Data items
+ + +
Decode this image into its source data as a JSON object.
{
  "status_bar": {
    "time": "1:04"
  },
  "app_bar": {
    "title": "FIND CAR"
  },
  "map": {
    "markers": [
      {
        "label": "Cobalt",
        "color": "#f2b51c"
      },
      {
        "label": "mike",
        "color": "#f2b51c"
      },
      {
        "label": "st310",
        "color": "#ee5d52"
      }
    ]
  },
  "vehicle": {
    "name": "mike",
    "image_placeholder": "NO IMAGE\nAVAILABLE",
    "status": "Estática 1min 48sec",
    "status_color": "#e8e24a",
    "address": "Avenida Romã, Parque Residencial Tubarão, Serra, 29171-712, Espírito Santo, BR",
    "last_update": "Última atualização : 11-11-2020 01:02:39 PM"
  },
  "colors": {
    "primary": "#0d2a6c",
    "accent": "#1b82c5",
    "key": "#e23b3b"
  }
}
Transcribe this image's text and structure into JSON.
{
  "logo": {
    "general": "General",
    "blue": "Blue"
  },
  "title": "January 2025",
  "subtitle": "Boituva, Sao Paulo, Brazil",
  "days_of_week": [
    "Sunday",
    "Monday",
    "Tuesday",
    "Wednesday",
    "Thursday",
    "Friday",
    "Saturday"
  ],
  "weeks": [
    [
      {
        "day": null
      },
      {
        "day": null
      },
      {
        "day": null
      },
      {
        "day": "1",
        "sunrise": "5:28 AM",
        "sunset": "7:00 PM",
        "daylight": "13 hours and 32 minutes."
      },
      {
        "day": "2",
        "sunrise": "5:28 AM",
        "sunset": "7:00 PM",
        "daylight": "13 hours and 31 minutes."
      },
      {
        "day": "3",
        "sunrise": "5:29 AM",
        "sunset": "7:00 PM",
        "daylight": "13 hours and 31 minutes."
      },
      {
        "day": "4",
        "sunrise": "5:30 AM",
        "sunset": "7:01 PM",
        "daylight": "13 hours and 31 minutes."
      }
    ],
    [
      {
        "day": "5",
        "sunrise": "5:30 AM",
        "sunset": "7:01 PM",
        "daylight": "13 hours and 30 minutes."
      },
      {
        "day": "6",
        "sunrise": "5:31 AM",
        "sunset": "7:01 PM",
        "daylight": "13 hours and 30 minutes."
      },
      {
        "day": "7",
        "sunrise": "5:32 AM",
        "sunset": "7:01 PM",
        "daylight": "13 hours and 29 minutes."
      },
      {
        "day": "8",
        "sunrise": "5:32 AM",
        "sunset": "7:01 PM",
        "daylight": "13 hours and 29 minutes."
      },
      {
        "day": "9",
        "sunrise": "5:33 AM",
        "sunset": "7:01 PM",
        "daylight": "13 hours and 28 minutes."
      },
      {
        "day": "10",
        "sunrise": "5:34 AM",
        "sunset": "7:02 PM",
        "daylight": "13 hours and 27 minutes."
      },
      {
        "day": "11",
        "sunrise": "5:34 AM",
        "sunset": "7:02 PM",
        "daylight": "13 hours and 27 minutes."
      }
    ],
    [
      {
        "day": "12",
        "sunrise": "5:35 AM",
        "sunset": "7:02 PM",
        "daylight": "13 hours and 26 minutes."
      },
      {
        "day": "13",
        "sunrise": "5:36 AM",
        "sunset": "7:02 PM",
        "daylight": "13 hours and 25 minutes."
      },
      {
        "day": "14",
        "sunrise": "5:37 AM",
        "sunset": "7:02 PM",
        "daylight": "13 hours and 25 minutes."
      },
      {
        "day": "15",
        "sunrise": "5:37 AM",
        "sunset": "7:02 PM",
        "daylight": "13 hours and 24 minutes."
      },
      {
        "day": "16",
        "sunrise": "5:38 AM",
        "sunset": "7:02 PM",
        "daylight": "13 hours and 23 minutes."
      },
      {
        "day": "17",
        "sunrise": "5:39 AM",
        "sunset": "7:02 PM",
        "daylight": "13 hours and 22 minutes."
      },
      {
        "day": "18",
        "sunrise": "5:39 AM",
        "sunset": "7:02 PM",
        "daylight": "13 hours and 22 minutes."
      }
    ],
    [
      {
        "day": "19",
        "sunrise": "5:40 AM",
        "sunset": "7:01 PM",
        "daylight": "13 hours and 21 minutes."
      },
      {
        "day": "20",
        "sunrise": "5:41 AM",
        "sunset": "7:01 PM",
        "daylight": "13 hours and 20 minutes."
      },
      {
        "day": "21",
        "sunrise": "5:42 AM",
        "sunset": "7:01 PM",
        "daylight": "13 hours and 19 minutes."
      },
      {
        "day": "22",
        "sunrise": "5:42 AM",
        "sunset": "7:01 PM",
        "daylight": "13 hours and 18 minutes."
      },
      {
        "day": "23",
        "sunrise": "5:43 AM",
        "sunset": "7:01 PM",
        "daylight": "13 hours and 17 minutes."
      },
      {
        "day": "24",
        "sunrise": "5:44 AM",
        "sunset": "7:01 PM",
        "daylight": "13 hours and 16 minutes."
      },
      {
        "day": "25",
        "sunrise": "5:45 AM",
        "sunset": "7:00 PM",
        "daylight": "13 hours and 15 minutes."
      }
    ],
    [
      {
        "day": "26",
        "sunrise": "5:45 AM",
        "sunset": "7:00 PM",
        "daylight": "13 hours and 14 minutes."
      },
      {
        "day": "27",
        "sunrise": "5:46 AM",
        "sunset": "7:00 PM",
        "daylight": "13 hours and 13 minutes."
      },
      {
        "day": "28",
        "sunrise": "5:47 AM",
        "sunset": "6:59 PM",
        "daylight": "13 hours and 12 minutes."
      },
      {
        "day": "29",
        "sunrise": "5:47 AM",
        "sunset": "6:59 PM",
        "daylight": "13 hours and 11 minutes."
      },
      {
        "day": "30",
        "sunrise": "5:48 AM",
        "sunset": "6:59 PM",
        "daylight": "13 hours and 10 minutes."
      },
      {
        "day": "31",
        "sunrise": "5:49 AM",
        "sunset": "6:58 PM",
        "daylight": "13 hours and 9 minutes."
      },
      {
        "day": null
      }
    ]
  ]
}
+ + +
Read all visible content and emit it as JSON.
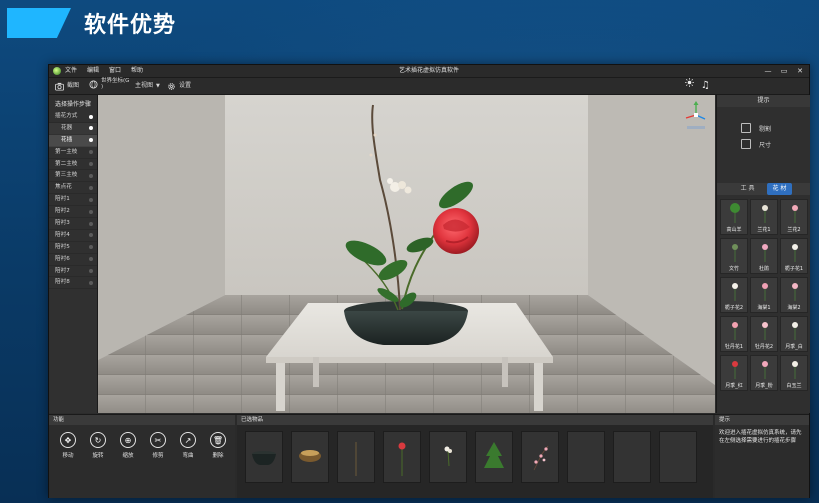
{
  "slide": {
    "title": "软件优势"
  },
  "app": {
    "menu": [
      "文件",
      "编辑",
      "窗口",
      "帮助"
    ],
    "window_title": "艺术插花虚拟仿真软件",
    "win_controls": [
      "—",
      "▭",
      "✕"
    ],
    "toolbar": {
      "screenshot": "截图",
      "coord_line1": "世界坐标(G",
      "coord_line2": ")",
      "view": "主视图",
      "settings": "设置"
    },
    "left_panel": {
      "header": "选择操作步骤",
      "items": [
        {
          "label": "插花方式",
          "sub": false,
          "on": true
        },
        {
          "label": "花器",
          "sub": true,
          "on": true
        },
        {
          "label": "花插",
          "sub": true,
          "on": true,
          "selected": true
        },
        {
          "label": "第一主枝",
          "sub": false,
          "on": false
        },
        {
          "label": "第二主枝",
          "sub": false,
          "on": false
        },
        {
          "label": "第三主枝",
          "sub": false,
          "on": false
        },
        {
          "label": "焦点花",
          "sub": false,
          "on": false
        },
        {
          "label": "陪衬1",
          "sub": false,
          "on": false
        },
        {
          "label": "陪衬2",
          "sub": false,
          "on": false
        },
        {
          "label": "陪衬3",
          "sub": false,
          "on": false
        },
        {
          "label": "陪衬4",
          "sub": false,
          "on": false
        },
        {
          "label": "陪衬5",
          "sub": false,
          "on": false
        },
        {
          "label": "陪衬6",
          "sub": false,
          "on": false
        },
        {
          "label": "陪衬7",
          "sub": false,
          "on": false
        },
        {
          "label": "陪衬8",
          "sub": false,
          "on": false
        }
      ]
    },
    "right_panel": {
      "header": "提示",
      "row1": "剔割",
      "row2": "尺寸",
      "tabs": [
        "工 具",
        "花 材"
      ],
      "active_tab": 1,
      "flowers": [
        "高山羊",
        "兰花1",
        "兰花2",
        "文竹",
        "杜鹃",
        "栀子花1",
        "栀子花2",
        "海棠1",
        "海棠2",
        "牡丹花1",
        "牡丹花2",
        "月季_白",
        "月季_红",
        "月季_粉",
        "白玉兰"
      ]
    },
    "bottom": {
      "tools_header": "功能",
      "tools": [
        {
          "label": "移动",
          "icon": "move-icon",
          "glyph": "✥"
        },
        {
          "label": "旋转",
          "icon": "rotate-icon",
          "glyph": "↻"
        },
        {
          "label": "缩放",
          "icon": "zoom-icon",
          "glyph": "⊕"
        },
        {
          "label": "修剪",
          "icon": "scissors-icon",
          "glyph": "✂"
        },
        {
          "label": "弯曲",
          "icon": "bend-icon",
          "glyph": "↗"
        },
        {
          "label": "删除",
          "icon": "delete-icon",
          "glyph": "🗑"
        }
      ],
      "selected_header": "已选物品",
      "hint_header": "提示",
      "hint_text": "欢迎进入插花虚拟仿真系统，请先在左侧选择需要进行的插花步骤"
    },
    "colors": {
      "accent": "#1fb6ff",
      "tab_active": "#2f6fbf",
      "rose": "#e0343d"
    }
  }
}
+ + +
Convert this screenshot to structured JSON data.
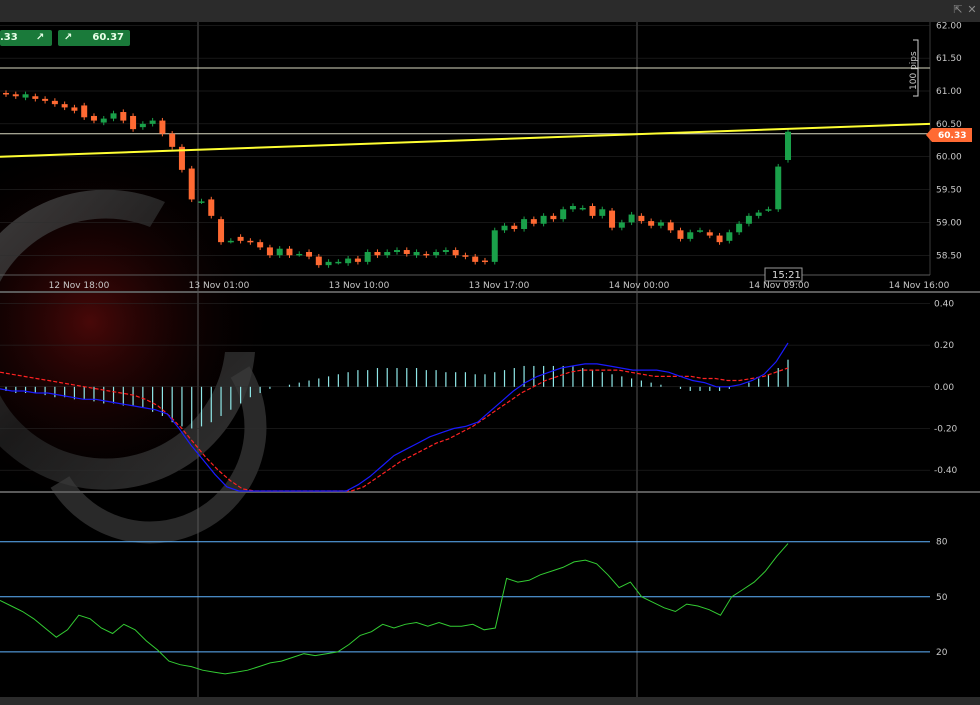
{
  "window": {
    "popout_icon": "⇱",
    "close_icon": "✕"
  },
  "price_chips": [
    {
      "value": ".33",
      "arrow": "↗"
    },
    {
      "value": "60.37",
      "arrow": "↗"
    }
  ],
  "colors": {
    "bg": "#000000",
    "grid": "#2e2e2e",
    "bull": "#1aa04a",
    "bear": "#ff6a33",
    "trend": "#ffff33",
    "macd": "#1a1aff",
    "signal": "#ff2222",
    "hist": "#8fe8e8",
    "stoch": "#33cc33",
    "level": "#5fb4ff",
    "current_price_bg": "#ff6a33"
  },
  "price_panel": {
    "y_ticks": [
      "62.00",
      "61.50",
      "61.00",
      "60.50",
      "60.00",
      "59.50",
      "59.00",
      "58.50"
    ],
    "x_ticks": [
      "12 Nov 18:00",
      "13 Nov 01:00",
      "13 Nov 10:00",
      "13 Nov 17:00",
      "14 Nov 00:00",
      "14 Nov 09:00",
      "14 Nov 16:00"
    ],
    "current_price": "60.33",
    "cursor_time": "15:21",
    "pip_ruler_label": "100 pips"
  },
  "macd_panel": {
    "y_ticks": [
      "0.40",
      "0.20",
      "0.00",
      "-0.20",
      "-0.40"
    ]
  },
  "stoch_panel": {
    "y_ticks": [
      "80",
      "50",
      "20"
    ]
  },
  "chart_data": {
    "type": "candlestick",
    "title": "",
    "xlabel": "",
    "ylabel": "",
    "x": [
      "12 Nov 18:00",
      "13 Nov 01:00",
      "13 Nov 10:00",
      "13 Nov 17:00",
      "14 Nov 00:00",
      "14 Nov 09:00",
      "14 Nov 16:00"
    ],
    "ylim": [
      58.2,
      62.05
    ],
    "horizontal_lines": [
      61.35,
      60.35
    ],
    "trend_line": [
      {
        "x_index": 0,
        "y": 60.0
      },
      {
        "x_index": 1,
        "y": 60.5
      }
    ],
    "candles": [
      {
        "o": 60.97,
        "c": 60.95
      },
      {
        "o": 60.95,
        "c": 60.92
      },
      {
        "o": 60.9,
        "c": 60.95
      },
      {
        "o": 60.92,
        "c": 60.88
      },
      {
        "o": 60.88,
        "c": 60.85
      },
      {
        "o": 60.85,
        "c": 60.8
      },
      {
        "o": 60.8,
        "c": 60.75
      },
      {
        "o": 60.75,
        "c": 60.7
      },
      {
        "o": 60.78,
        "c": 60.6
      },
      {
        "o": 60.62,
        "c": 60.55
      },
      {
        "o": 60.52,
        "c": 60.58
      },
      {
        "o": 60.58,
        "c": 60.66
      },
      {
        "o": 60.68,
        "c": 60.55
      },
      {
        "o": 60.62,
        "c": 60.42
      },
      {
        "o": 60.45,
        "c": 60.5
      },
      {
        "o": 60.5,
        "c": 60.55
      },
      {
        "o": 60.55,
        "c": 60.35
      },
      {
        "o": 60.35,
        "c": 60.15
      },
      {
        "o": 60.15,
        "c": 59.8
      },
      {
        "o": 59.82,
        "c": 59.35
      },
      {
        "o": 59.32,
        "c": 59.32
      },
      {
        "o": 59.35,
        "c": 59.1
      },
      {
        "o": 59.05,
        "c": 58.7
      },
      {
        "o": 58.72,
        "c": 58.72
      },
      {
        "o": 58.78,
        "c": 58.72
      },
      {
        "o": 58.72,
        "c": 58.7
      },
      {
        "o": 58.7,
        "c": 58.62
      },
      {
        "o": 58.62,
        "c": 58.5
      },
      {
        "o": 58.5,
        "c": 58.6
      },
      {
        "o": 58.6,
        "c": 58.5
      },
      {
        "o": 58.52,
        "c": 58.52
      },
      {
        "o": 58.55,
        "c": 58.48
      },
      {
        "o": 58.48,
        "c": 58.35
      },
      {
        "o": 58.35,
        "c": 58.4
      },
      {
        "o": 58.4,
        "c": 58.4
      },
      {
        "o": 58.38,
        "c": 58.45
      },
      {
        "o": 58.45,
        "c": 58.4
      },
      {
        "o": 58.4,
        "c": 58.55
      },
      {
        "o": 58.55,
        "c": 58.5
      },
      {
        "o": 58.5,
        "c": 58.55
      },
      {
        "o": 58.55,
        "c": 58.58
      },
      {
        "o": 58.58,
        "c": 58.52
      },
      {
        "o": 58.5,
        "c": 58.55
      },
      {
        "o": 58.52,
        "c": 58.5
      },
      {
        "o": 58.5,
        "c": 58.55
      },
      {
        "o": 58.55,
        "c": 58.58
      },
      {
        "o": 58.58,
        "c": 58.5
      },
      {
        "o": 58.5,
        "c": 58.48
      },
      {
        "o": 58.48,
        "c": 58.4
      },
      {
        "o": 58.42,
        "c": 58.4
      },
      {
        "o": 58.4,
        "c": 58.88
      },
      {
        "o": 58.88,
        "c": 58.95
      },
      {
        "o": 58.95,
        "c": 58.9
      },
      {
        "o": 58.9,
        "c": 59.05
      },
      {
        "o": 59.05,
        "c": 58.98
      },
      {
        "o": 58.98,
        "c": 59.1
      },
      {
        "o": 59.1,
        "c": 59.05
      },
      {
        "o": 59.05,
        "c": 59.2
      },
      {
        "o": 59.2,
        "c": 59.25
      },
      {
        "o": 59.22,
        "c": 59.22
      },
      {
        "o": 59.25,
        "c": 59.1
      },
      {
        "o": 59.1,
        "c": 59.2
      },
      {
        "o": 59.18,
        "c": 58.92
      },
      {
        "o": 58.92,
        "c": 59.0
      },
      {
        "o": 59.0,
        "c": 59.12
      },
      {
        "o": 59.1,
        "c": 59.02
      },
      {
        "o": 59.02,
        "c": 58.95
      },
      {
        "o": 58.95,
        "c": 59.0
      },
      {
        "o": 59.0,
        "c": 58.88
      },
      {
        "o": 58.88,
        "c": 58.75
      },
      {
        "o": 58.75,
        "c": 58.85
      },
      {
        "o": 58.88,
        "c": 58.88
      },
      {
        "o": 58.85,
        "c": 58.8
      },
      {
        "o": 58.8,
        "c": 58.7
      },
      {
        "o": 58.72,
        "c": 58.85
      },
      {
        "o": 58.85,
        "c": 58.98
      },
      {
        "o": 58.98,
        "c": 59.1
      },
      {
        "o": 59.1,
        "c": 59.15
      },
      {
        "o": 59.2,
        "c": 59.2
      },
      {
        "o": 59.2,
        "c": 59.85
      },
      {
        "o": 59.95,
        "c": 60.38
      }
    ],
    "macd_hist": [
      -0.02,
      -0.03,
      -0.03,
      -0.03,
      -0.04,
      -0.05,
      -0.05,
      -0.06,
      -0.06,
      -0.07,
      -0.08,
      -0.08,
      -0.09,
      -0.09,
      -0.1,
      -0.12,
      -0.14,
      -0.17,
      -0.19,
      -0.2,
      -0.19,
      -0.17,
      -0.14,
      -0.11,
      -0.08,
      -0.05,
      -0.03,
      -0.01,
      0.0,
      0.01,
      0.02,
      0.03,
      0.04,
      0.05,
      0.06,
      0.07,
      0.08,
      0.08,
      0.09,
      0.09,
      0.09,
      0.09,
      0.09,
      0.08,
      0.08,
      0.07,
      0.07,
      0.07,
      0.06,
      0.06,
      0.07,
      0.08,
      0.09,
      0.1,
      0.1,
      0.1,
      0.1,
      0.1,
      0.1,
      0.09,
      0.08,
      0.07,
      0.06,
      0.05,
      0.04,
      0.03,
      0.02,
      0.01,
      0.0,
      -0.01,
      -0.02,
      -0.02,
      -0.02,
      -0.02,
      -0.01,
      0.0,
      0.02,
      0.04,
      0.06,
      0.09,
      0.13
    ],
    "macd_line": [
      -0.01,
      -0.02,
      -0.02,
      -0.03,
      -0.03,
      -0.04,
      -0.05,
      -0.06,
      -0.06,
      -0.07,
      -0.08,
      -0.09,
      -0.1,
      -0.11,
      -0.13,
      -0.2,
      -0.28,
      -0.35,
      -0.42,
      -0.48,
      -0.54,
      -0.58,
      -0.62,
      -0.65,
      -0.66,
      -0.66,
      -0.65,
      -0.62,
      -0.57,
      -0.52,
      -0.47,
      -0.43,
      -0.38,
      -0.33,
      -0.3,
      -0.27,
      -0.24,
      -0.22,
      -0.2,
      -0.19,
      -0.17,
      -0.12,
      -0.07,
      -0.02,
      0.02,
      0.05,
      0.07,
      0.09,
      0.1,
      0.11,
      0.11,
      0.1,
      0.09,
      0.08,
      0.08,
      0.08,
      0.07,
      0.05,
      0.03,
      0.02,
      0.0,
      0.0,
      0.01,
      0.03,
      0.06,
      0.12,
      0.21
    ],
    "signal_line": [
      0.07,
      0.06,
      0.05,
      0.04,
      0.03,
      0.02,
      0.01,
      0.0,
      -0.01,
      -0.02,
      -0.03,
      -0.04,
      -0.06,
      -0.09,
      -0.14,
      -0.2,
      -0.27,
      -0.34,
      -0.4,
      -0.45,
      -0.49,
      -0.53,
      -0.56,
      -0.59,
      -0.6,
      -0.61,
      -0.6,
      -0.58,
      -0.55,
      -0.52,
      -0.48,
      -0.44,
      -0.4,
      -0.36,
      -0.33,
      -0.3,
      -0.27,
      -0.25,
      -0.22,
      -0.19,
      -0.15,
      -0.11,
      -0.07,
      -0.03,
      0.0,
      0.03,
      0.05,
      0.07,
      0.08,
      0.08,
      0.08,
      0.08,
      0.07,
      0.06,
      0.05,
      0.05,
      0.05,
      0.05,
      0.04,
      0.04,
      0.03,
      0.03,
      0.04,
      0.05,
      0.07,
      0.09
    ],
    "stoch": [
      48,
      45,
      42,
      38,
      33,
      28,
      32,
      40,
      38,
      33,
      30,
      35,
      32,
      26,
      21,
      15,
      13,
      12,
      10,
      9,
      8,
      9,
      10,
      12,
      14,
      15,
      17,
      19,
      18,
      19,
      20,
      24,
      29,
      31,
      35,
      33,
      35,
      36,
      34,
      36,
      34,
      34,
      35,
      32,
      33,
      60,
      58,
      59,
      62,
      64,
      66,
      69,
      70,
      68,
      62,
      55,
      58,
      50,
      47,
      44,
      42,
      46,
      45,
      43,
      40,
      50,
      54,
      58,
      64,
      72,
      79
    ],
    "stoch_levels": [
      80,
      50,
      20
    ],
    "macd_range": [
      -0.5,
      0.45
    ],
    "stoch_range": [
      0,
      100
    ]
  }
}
+ + +
_Short task_: The lines to collect are those holding the string "JSON"; copy them all.

_Result_:
Decode this image into its source data as a JSON object.
Transcribe this image's text and structure into JSON.
Read all visible content and emit it as JSON.
Convert this screenshot to structured JSON data.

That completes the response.